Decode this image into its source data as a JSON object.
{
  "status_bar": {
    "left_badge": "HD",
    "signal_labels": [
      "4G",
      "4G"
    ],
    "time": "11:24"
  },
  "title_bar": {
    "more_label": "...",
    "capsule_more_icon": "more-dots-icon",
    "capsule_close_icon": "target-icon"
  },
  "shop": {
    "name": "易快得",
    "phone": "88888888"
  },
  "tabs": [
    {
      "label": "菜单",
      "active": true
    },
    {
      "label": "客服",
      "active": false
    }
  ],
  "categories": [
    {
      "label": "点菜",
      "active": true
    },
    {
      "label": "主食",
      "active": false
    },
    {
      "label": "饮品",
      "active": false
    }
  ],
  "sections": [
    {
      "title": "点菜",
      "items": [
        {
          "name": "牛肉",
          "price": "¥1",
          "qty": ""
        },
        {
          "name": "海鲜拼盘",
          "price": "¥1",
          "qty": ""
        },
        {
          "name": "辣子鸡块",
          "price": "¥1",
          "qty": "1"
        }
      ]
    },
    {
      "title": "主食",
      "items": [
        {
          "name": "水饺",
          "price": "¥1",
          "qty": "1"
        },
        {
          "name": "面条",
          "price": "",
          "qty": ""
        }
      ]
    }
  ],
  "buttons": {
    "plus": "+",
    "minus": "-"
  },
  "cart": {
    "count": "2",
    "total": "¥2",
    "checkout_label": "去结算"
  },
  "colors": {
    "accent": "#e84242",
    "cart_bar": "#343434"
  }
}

• **Problem statement**: Give all the records again. Match them exactly.

• **Answer**:
Decode this image into its source data as a JSON object.
{
  "status_bar": {
    "left_badge": "HD",
    "signal_labels": [
      "4G",
      "4G"
    ],
    "time": "11:24"
  },
  "title_bar": {
    "more_label": "...",
    "capsule_more_icon": "more-dots-icon",
    "capsule_close_icon": "target-icon"
  },
  "shop": {
    "name": "易快得",
    "phone": "88888888"
  },
  "tabs": [
    {
      "label": "菜单",
      "active": true
    },
    {
      "label": "客服",
      "active": false
    }
  ],
  "categories": [
    {
      "label": "点菜",
      "active": true
    },
    {
      "label": "主食",
      "active": false
    },
    {
      "label": "饮品",
      "active": false
    }
  ],
  "sections": [
    {
      "title": "点菜",
      "items": [
        {
          "name": "牛肉",
          "price": "¥1",
          "qty": ""
        },
        {
          "name": "海鲜拼盘",
          "price": "¥1",
          "qty": ""
        },
        {
          "name": "辣子鸡块",
          "price": "¥1",
          "qty": "1"
        }
      ]
    },
    {
      "title": "主食",
      "items": [
        {
          "name": "水饺",
          "price": "¥1",
          "qty": "1"
        },
        {
          "name": "面条",
          "price": "",
          "qty": ""
        }
      ]
    }
  ],
  "buttons": {
    "plus": "+",
    "minus": "-"
  },
  "cart": {
    "count": "2",
    "total": "¥2",
    "checkout_label": "去结算"
  },
  "colors": {
    "accent": "#e84242",
    "cart_bar": "#343434"
  }
}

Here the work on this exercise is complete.